Exercise aim:
Select lines where the word "الرجل" appears.

Data for this exercise:
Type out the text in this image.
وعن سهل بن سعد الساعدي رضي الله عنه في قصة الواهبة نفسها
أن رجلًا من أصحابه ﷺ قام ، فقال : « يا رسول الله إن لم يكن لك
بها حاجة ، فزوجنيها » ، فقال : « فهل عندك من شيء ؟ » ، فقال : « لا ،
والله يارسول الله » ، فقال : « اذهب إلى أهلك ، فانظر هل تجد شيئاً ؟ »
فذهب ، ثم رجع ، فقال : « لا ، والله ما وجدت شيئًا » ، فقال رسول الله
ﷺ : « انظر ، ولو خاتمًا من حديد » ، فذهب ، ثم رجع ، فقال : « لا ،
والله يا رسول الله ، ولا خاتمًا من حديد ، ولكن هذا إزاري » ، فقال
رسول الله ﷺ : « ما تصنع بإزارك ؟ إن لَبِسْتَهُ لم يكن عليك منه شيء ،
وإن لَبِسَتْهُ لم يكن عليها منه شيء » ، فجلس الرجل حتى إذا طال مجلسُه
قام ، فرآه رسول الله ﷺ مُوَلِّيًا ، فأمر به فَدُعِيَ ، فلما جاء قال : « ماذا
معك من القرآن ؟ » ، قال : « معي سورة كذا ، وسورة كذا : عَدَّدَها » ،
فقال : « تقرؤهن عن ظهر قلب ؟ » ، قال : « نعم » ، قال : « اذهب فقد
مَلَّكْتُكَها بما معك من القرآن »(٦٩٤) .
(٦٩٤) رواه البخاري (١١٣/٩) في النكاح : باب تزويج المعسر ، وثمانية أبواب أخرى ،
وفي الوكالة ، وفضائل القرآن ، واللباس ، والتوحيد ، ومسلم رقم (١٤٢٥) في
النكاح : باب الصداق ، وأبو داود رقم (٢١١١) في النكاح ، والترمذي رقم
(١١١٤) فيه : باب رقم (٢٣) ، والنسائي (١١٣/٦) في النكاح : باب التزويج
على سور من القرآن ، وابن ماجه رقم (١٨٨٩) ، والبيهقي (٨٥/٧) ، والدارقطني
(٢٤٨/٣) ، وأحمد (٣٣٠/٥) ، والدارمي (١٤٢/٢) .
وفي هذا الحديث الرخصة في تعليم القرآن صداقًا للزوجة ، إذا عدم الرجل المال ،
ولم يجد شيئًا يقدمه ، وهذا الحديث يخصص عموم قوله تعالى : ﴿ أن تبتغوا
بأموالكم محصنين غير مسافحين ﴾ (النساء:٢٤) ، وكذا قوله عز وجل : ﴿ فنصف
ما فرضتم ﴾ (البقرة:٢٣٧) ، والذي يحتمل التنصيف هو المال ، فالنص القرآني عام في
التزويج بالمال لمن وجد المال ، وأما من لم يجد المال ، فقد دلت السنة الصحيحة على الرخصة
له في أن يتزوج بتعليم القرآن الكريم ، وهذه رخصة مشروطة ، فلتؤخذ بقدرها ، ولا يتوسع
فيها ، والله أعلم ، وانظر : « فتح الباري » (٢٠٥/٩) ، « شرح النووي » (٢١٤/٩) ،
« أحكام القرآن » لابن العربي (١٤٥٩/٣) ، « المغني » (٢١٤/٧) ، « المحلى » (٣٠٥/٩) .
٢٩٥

* * *

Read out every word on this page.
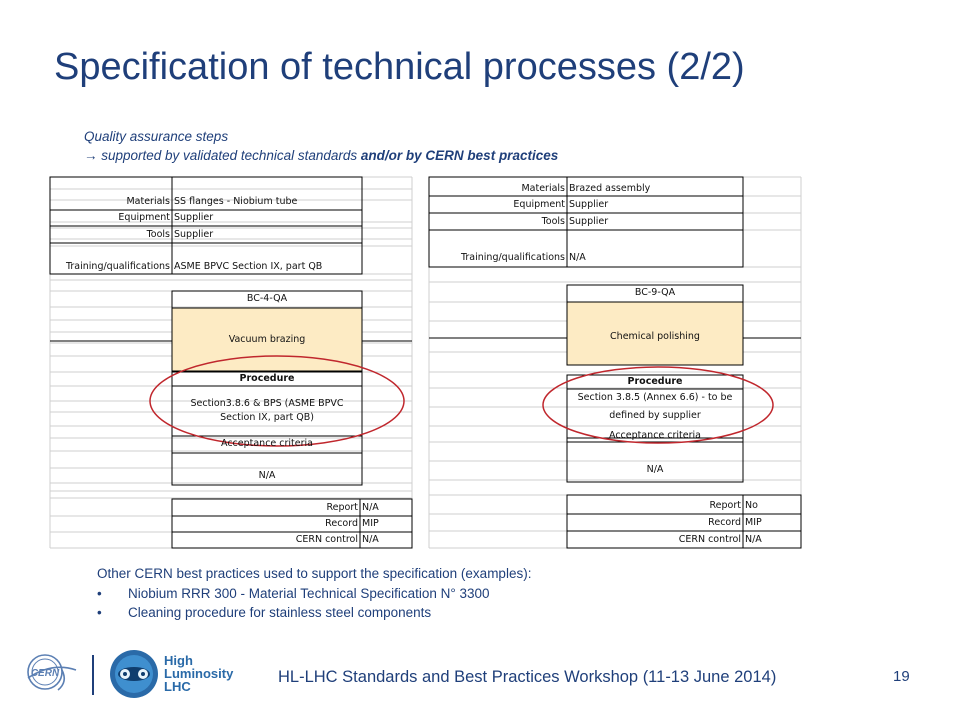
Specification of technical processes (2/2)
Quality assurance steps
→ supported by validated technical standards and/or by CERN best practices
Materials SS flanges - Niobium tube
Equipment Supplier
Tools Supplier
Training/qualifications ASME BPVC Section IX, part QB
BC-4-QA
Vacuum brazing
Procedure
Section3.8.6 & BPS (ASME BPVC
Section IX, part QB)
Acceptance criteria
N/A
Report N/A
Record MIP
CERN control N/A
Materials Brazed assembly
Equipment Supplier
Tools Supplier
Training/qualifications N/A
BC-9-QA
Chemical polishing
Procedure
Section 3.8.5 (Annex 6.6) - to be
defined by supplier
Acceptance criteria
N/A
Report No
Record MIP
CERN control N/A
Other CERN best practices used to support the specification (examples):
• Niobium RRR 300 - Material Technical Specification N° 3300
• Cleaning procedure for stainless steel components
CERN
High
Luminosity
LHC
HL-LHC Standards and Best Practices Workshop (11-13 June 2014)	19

==

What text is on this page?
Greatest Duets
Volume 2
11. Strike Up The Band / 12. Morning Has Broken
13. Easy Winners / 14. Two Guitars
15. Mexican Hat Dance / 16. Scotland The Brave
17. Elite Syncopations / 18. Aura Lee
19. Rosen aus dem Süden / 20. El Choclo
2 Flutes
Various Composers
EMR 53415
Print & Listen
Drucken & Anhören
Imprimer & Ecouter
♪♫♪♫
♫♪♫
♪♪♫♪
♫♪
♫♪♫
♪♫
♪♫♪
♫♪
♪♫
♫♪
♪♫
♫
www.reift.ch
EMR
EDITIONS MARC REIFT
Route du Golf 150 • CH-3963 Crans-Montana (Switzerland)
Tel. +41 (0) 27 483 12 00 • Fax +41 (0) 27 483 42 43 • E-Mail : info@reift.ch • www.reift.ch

Final result:
وإن لَبِسَتْهُ لم يكن عليها منه شيء » ، فجلس الرجل حتى إذا طال مجلسُه
وفي هذا الحديث الرخصة في تعليم القرآن صداقًا للزوجة ، إذا عدم الرجل المال ،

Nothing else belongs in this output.